Records for this task
---
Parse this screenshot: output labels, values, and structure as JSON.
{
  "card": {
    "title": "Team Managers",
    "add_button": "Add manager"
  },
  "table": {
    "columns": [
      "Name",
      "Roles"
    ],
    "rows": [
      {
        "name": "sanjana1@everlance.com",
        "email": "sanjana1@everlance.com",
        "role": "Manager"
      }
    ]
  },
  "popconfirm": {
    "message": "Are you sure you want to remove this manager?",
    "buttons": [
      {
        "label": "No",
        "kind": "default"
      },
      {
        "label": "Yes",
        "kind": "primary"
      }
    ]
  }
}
---
Problem requirements
Show all lines from the records above where the word "everlance" occurs.

The reply
        "name": "sanjana1@everlance.com",
        "email": "sanjana1@everlance.com",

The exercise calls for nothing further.